[Entries taken from a collection]
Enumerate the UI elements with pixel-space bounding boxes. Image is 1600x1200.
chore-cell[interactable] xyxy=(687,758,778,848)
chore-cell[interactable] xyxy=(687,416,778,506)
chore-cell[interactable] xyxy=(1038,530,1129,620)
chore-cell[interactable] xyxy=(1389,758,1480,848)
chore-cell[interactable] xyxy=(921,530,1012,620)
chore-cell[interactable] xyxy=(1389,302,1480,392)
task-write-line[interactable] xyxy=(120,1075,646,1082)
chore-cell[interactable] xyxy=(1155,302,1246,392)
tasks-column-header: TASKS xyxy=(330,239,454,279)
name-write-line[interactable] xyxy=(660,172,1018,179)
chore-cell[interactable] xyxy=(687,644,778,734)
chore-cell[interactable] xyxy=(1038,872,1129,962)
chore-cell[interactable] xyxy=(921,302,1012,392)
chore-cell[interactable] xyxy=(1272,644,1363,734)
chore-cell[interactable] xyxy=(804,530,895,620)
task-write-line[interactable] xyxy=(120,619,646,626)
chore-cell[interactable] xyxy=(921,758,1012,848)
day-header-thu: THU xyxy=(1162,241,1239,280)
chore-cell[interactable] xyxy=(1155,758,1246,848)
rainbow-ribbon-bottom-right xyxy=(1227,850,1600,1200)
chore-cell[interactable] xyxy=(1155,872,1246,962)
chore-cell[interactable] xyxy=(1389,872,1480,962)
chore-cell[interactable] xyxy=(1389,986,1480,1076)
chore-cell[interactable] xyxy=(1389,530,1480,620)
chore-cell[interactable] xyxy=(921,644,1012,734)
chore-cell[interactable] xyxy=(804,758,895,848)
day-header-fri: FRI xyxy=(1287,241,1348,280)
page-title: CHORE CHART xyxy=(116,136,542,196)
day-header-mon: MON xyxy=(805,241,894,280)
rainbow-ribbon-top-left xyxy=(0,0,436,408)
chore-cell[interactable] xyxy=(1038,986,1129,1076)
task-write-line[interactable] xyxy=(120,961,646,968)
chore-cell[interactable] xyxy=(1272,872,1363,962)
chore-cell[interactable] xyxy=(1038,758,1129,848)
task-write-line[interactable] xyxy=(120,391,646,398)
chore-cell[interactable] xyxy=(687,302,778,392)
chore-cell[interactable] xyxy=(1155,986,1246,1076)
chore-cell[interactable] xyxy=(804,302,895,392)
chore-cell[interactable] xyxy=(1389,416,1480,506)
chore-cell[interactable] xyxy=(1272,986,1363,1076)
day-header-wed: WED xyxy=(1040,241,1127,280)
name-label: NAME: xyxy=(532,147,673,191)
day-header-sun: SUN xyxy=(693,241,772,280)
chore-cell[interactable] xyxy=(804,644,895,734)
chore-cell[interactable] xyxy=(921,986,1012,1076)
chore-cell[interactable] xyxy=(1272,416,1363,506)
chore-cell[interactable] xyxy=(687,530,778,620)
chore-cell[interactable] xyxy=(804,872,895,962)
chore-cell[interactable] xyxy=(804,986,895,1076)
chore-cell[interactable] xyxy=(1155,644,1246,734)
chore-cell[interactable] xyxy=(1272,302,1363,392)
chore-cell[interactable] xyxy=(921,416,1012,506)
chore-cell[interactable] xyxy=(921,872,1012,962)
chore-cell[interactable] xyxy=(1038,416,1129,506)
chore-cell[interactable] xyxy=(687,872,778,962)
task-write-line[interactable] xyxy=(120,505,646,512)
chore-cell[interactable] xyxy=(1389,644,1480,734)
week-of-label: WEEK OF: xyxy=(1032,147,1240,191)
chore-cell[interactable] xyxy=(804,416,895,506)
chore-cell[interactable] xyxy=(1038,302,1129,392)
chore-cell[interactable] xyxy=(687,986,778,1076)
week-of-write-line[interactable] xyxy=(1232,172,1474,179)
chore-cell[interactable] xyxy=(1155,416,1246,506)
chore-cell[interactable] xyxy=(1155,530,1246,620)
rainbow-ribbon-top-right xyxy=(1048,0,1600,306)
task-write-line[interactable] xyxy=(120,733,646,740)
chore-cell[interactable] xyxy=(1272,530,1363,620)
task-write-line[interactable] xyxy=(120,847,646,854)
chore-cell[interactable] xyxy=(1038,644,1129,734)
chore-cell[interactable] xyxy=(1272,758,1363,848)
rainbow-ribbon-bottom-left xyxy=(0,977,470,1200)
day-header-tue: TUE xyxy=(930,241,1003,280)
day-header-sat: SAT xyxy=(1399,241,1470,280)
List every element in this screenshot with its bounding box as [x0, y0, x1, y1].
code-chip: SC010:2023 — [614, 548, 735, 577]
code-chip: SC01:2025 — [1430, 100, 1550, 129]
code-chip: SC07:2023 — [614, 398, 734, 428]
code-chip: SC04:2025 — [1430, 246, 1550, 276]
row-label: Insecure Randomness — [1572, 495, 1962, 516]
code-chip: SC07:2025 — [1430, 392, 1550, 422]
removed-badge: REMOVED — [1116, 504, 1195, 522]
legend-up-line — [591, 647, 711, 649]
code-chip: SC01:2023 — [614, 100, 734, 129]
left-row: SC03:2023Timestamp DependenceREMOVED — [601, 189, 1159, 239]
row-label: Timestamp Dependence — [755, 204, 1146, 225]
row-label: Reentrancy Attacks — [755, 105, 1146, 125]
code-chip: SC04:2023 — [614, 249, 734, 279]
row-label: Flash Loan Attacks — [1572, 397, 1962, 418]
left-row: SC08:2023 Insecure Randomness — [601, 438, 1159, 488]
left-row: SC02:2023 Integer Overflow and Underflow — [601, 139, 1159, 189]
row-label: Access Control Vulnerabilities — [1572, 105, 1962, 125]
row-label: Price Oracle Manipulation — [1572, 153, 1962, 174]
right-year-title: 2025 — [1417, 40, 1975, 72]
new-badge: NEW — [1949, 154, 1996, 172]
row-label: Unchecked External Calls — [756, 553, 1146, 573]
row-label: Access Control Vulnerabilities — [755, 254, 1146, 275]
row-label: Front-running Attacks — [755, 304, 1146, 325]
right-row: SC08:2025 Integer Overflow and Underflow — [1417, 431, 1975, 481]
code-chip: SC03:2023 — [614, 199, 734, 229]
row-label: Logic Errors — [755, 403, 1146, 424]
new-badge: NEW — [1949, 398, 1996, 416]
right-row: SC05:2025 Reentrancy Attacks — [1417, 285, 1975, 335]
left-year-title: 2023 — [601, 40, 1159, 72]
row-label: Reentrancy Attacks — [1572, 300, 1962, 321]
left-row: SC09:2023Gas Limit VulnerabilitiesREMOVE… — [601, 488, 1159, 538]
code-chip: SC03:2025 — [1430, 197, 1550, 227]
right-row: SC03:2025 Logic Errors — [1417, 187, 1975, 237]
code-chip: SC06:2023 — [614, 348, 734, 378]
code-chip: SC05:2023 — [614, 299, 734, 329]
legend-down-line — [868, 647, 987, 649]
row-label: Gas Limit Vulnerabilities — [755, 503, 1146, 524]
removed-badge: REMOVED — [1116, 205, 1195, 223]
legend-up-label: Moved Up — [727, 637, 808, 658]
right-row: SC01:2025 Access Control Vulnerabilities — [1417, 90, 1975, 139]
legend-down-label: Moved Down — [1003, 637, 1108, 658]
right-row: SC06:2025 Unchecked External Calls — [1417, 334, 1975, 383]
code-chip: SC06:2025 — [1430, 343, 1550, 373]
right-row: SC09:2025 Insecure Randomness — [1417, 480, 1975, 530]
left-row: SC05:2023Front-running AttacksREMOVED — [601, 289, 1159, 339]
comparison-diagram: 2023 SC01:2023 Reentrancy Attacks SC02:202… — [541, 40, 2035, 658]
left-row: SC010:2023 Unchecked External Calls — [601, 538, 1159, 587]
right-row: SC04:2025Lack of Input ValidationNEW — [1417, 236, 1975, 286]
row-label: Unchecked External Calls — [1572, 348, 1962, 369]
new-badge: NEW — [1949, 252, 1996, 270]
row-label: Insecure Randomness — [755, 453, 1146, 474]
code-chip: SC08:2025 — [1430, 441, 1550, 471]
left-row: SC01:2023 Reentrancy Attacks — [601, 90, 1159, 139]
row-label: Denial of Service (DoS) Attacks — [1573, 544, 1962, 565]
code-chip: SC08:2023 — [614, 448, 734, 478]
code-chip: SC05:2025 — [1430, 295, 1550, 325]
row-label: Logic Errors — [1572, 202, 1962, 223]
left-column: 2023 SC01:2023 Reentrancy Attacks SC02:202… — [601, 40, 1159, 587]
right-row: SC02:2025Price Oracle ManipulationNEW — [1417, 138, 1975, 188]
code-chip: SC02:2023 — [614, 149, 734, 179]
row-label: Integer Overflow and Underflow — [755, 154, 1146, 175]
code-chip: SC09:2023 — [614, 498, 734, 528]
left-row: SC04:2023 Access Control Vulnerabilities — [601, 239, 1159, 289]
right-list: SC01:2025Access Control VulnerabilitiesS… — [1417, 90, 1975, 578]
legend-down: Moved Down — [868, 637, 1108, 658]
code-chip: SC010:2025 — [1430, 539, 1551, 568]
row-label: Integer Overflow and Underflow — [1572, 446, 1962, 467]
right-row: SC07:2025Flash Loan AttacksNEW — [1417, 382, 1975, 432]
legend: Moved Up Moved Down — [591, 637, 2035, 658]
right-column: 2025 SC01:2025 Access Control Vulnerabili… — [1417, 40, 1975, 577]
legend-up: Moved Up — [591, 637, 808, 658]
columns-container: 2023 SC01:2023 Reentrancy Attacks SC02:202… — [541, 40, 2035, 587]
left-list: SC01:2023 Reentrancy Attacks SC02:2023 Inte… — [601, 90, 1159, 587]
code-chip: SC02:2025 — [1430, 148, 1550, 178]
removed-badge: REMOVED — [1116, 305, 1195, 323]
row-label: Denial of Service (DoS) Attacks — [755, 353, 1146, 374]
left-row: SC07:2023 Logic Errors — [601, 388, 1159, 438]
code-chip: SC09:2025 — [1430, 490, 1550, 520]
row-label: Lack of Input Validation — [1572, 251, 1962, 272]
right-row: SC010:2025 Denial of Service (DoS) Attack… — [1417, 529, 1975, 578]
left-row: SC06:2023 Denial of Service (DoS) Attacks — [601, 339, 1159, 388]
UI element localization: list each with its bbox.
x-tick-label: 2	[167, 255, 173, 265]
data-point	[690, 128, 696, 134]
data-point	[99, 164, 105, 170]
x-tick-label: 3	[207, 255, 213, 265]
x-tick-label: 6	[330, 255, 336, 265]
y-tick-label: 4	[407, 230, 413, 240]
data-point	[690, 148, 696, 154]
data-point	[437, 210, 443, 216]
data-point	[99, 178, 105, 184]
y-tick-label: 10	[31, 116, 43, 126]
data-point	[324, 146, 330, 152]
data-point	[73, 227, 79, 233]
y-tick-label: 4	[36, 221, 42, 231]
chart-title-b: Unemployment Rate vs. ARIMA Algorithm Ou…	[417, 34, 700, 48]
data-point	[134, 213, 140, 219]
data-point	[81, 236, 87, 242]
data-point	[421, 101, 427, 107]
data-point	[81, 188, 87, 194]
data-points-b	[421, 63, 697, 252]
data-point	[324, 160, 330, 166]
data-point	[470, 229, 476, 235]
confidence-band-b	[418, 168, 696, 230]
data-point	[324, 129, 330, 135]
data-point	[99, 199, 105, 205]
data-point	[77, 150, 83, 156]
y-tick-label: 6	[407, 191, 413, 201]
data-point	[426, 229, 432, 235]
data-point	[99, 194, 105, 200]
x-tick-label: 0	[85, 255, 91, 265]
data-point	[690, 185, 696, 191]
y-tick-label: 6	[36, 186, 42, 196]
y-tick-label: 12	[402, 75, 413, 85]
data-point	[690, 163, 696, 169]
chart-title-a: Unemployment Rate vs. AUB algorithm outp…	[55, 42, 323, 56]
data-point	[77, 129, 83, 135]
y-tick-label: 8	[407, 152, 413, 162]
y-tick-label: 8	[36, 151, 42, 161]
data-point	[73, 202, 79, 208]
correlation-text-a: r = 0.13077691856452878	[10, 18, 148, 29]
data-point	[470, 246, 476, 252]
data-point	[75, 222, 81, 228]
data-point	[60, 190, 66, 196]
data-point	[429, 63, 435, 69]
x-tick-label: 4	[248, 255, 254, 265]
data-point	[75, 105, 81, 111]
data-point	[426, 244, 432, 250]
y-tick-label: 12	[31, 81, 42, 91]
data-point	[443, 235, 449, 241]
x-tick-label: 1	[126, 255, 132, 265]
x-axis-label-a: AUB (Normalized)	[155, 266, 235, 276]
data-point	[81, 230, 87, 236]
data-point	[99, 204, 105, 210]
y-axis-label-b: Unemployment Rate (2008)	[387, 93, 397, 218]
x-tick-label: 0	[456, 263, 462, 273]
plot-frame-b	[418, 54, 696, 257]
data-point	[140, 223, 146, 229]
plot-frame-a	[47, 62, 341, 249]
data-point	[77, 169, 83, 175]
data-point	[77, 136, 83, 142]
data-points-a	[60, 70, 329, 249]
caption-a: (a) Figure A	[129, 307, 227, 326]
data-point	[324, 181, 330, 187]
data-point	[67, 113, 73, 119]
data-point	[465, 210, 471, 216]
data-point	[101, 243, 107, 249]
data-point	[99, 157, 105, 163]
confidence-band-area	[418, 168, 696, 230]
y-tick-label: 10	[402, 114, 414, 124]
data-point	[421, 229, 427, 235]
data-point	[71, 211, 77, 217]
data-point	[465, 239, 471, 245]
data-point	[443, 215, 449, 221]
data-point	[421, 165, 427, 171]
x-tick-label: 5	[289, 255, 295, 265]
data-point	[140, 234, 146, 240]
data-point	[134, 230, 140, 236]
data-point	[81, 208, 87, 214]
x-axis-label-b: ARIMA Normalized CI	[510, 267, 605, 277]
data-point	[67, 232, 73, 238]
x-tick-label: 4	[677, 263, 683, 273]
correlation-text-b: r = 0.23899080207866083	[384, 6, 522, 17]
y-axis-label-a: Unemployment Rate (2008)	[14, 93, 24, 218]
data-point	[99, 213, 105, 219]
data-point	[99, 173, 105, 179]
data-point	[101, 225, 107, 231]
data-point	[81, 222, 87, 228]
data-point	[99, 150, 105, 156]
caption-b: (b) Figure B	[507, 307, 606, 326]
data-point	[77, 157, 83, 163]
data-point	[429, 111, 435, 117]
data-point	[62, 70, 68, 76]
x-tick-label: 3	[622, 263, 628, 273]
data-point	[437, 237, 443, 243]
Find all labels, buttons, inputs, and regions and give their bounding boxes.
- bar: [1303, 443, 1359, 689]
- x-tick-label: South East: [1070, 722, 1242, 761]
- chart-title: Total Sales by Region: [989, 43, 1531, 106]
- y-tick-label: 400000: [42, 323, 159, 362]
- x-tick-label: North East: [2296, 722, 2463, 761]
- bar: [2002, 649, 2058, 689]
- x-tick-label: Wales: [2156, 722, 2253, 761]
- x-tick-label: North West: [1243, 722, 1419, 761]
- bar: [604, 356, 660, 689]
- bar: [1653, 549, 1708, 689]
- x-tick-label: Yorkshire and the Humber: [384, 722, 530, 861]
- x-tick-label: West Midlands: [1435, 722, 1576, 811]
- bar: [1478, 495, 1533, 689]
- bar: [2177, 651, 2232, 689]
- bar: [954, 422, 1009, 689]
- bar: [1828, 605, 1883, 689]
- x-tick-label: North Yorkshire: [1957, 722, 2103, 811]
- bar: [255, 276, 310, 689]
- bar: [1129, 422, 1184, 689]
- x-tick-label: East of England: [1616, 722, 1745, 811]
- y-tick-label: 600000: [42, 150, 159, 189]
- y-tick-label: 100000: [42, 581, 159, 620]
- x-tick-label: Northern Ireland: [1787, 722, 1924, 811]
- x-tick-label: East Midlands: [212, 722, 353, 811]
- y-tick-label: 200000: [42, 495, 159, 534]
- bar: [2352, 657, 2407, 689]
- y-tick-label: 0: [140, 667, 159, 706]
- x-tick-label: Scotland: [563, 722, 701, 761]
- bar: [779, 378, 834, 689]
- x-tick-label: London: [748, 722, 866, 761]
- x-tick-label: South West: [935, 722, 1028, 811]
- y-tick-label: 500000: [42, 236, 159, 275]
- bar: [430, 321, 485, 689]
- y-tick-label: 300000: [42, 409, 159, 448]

- SHORT PROBLEM:
Please print the lines of the listing above, starting at its first line and ending at the line that contains "task-write-line[interactable] xyxy=(120,1075,646,1082)", both included.

- PROBLEM SOLUTION:
Enumerate the UI elements with pixel-space bounding boxes. Image is 1600x1200.
chore-cell[interactable] xyxy=(687,758,778,848)
chore-cell[interactable] xyxy=(687,416,778,506)
chore-cell[interactable] xyxy=(1038,530,1129,620)
chore-cell[interactable] xyxy=(1389,758,1480,848)
chore-cell[interactable] xyxy=(921,530,1012,620)
chore-cell[interactable] xyxy=(1389,302,1480,392)
task-write-line[interactable] xyxy=(120,1075,646,1082)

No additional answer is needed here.